■ **DIRECTIVE**: Extract the whole listing as it stands. Do not include the pictures.

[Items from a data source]
● ● ● ● ●
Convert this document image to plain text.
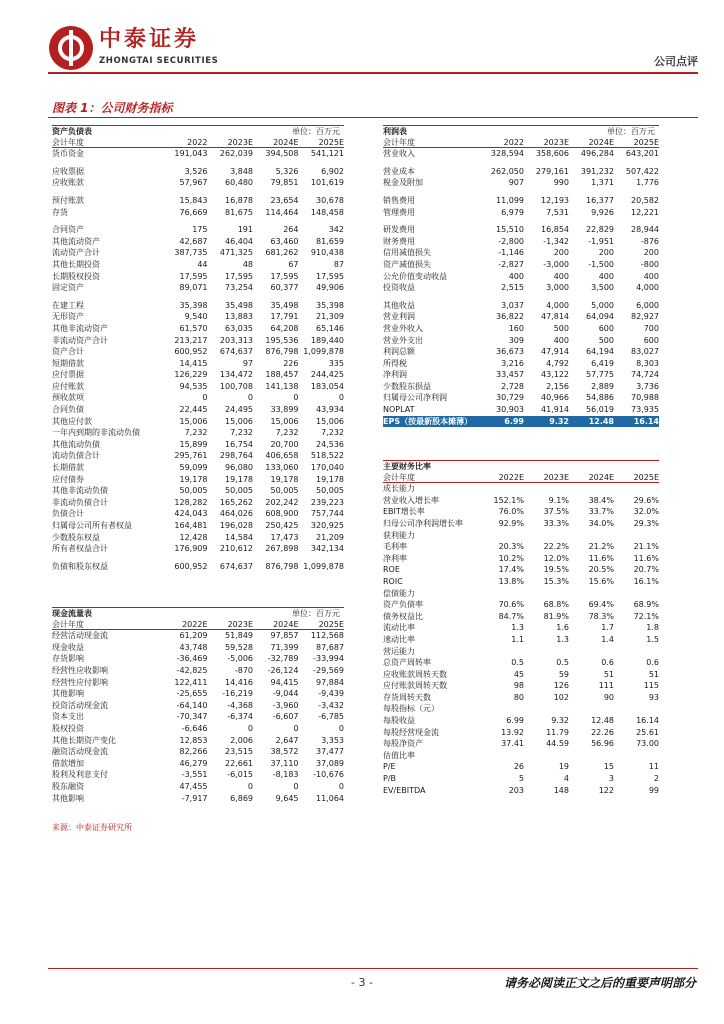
中泰证券
ZHONGTAI SECURITIES	公司点评
图表 1：公司财务指标
资产负债表	单位：百万元
会计年度	2022	2023E	2024E	2025E
货币资金	191,043	262,039	394,508	541,121
应收票据	3,526	3,848	5,326	6,902
应收账款	57,967	60,480	79,851	101,619
预付账款	15,843	16,878	23,654	30,678
存货	76,669	81,675	114,464	148,458
合同资产	175	191	264	342
其他流动资产	42,687	46,404	63,460	81,659
流动资产合计	387,735	471,325	681,262	910,438
其他长期投资	44	48	67	87
长期股权投资	17,595	17,595	17,595	17,595
固定资产	89,071	73,254	60,377	49,906
在建工程	35,398	35,498	35,498	35,398
无形资产	9,540	13,883	17,791	21,309
其他非流动资产	61,570	63,035	64,208	65,146
非流动资产合计	213,217	203,313	195,536	189,440
资产合计	600,952	674,637	876,798 1,099,878
短期借款	14,415	97	226	335
应付票据	126,229	134,472	188,457	244,425
应付账款	94,535	100,708	141,138	183,054
预收款项	0	0	0	0
合同负债	22,445	24,495	33,899	43,934
其他应付款	15,006	15,006	15,006	15,006
一年内到期的非流动负债	7,232	7,232	7,232	7,232
其他流动负债	15,899	16,754	20,700	24,536
流动负债合计	295,761	298,764	406,658	518,522
长期借款	59,099	96,080	133,060	170,040
应付债券	19,178	19,178	19,178	19,178
其他非流动负债	50,005	50,005	50,005	50,005
非流动负债合计	128,282	165,262	202,242	239,223
负债合计	424,043	464,026	608,900	757,744
归属母公司所有者权益	164,481	196,028	250,425	320,925
少数股东权益	12,428	14,584	17,473	21,209
所有者权益合计	176,909	210,612	267,898	342,134
负债和股东权益	600,952	674,637	876,798 1,099,878
现金流量表	单位：百万元
会计年度	2022E	2023E	2024E	2025E
经营活动现金流	61,209	51,849	97,857	112,568
现金收益	43,748	59,528	71,399	87,687
存货影响	-36,469	-5,006	-32,789	-33,994
经营性应收影响	-42,825	-870	-26,124	-29,569
经营性应付影响	122,411	14,416	94,415	97,884
其他影响	-25,655	-16,219	-9,044	-9,439
投资活动现金流	-64,140	-4,368	-3,960	-3,432
资本支出	-70,347	-6,374	-6,607	-6,785
股权投资	-6,646	0	0	0
其他长期资产变化	12,853	2,006	2,647	3,353
融资活动现金流	82,266	23,515	38,572	37,477
借款增加	46,279	22,661	37,110	37,089
股利及利息支付	-3,551	-6,015	-8,183	-10,676
股东融资	47,455	0	0	0
其他影响	-7,917	6,869	9,645	11,064
利润表	单位：百万元
会计年度	2022	2023E	2024E	2025E
营业收入	328,594	358,606	496,284	643,201
营业成本	262,050	279,161	391,232	507,422
税金及附加	907	990	1,371	1,776
销售费用	11,099	12,193	16,377	20,582
管理费用	6,979	7,531	9,926	12,221
研发费用	15,510	16,854	22,829	28,944
财务费用	-2,800	-1,342	-1,951	-876
信用减值损失	-1,146	200	200	200
资产减值损失	-2,827	-3,000	-1,500	-800
公允价值变动收益	400	400	400	400
投资收益	2,515	3,000	3,500	4,000
其他收益	3,037	4,000	5,000	6,000
营业利润	36,822	47,814	64,094	82,927
营业外收入	160	500	600	700
营业外支出	309	400	500	600
利润总额	36,673	47,914	64,194	83,027
所得税	3,216	4,792	6,419	8,303
净利润	33,457	43,122	57,775	74,724
少数股东损益	2,728	2,156	2,889	3,736
归属母公司净利润	30,729	40,966	54,886	70,988
NOPLAT	30,903	41,914	56,019	73,935
EPS（按最新股本摊薄）	6.99	9.32	12.48	16.14
主要财务比率
会计年度	2022E	2023E	2024E	2025E
成长能力
营业收入增长率	152.1%	9.1%	38.4%	29.6%
EBIT增长率	76.0%	37.5%	33.7%	32.0%
归母公司净利润增长率	92.9%	33.3%	34.0%	29.3%
获利能力
毛利率	20.3%	22.2%	21.2%	21.1%
净利率	10.2%	12.0%	11.6%	11.6%
ROE	17.4%	19.5%	20.5%	20.7%
ROIC	13.8%	15.3%	15.6%	16.1%
偿债能力
资产负债率	70.6%	68.8%	69.4%	68.9%
债务权益比	84.7%	81.9%	78.3%	72.1%
流动比率	1.3	1.6	1.7	1.8
速动比率	1.1	1.3	1.4	1.5
营运能力
总资产周转率	0.5	0.5	0.6	0.6
应收账款周转天数	45	59	51	51
应付账款周转天数	98	126	111	115
存货周转天数	80	102	90	93
每股指标（元）
每股收益	6.99	9.32	12.48	16.14
每股经营现金流	13.92	11.79	22.26	25.61
每股净资产	37.41	44.59	56.96	73.00
估值比率
P/E	26	19	15	11
P/B	5	4	3	2
EV/EBITDA	203	148	122	99
来源：中泰证券研究所
- 3 -	请务必阅读正文之后的重要声明部分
● ● ● ● ●
■ **WRITTEN RESPONSE**:
Convert this document image to plain text.
中泰证券
ZHONGTAI SECURITIES	公司点评
图表 1：公司财务指标
资产负债表	单位：百万元
会计年度	2022	2023E	2024E	2025E
货币资金	191,043	262,039	394,508	541,121
应收票据	3,526	3,848	5,326	6,902
应收账款	57,967	60,480	79,851	101,619
预付账款	15,843	16,878	23,654	30,678
存货	76,669	81,675	114,464	148,458
合同资产	175	191	264	342
其他流动资产	42,687	46,404	63,460	81,659
流动资产合计	387,735	471,325	681,262	910,438
其他长期投资	44	48	67	87
长期股权投资	17,595	17,595	17,595	17,595
固定资产	89,071	73,254	60,377	49,906
在建工程	35,398	35,498	35,498	35,398
无形资产	9,540	13,883	17,791	21,309
其他非流动资产	61,570	63,035	64,208	65,146
非流动资产合计	213,217	203,313	195,536	189,440
资产合计	600,952	674,637	876,798 1,099,878
短期借款	14,415	97	226	335
应付票据	126,229	134,472	188,457	244,425
应付账款	94,535	100,708	141,138	183,054
预收款项	0	0	0	0
合同负债	22,445	24,495	33,899	43,934
其他应付款	15,006	15,006	15,006	15,006
一年内到期的非流动负债	7,232	7,232	7,232	7,232
其他流动负债	15,899	16,754	20,700	24,536
流动负债合计	295,761	298,764	406,658	518,522
长期借款	59,099	96,080	133,060	170,040
应付债券	19,178	19,178	19,178	19,178
其他非流动负债	50,005	50,005	50,005	50,005
非流动负债合计	128,282	165,262	202,242	239,223
负债合计	424,043	464,026	608,900	757,744
归属母公司所有者权益	164,481	196,028	250,425	320,925
少数股东权益	12,428	14,584	17,473	21,209
所有者权益合计	176,909	210,612	267,898	342,134
负债和股东权益	600,952	674,637	876,798 1,099,878
现金流量表	单位：百万元
会计年度	2022E	2023E	2024E	2025E
经营活动现金流	61,209	51,849	97,857	112,568
现金收益	43,748	59,528	71,399	87,687
存货影响	-36,469	-5,006	-32,789	-33,994
经营性应收影响	-42,825	-870	-26,124	-29,569
经营性应付影响	122,411	14,416	94,415	97,884
其他影响	-25,655	-16,219	-9,044	-9,439
投资活动现金流	-64,140	-4,368	-3,960	-3,432
资本支出	-70,347	-6,374	-6,607	-6,785
股权投资	-6,646	0	0	0
其他长期资产变化	12,853	2,006	2,647	3,353
融资活动现金流	82,266	23,515	38,572	37,477
借款增加	46,279	22,661	37,110	37,089
股利及利息支付	-3,551	-6,015	-8,183	-10,676
股东融资	47,455	0	0	0
其他影响	-7,917	6,869	9,645	11,064
利润表	单位：百万元
会计年度	2022	2023E	2024E	2025E
营业收入	328,594	358,606	496,284	643,201
营业成本	262,050	279,161	391,232	507,422
税金及附加	907	990	1,371	1,776
销售费用	11,099	12,193	16,377	20,582
管理费用	6,979	7,531	9,926	12,221
研发费用	15,510	16,854	22,829	28,944
财务费用	-2,800	-1,342	-1,951	-876
信用减值损失	-1,146	200	200	200
资产减值损失	-2,827	-3,000	-1,500	-800
公允价值变动收益	400	400	400	400
投资收益	2,515	3,000	3,500	4,000
其他收益	3,037	4,000	5,000	6,000
营业利润	36,822	47,814	64,094	82,927
营业外收入	160	500	600	700
营业外支出	309	400	500	600
利润总额	36,673	47,914	64,194	83,027
所得税	3,216	4,792	6,419	8,303
净利润	33,457	43,122	57,775	74,724
少数股东损益	2,728	2,156	2,889	3,736
归属母公司净利润	30,729	40,966	54,886	70,988
NOPLAT	30,903	41,914	56,019	73,935
EPS（按最新股本摊薄）	6.99	9.32	12.48	16.14
主要财务比率
会计年度	2022E	2023E	2024E	2025E
成长能力
营业收入增长率	152.1%	9.1%	38.4%	29.6%
EBIT增长率	76.0%	37.5%	33.7%	32.0%
归母公司净利润增长率	92.9%	33.3%	34.0%	29.3%
获利能力
毛利率	20.3%	22.2%	21.2%	21.1%
净利率	10.2%	12.0%	11.6%	11.6%
ROE	17.4%	19.5%	20.5%	20.7%
ROIC	13.8%	15.3%	15.6%	16.1%
偿债能力
资产负债率	70.6%	68.8%	69.4%	68.9%
债务权益比	84.7%	81.9%	78.3%	72.1%
流动比率	1.3	1.6	1.7	1.8
速动比率	1.1	1.3	1.4	1.5
营运能力
总资产周转率	0.5	0.5	0.6	0.6
应收账款周转天数	45	59	51	51
应付账款周转天数	98	126	111	115
存货周转天数	80	102	90	93
每股指标（元）
每股收益	6.99	9.32	12.48	16.14
每股经营现金流	13.92	11.79	22.26	25.61
每股净资产	37.41	44.59	56.96	73.00
估值比率
P/E	26	19	15	11
P/B	5	4	3	2
EV/EBITDA	203	148	122	99
来源：中泰证券研究所
- 3 -	请务必阅读正文之后的重要声明部分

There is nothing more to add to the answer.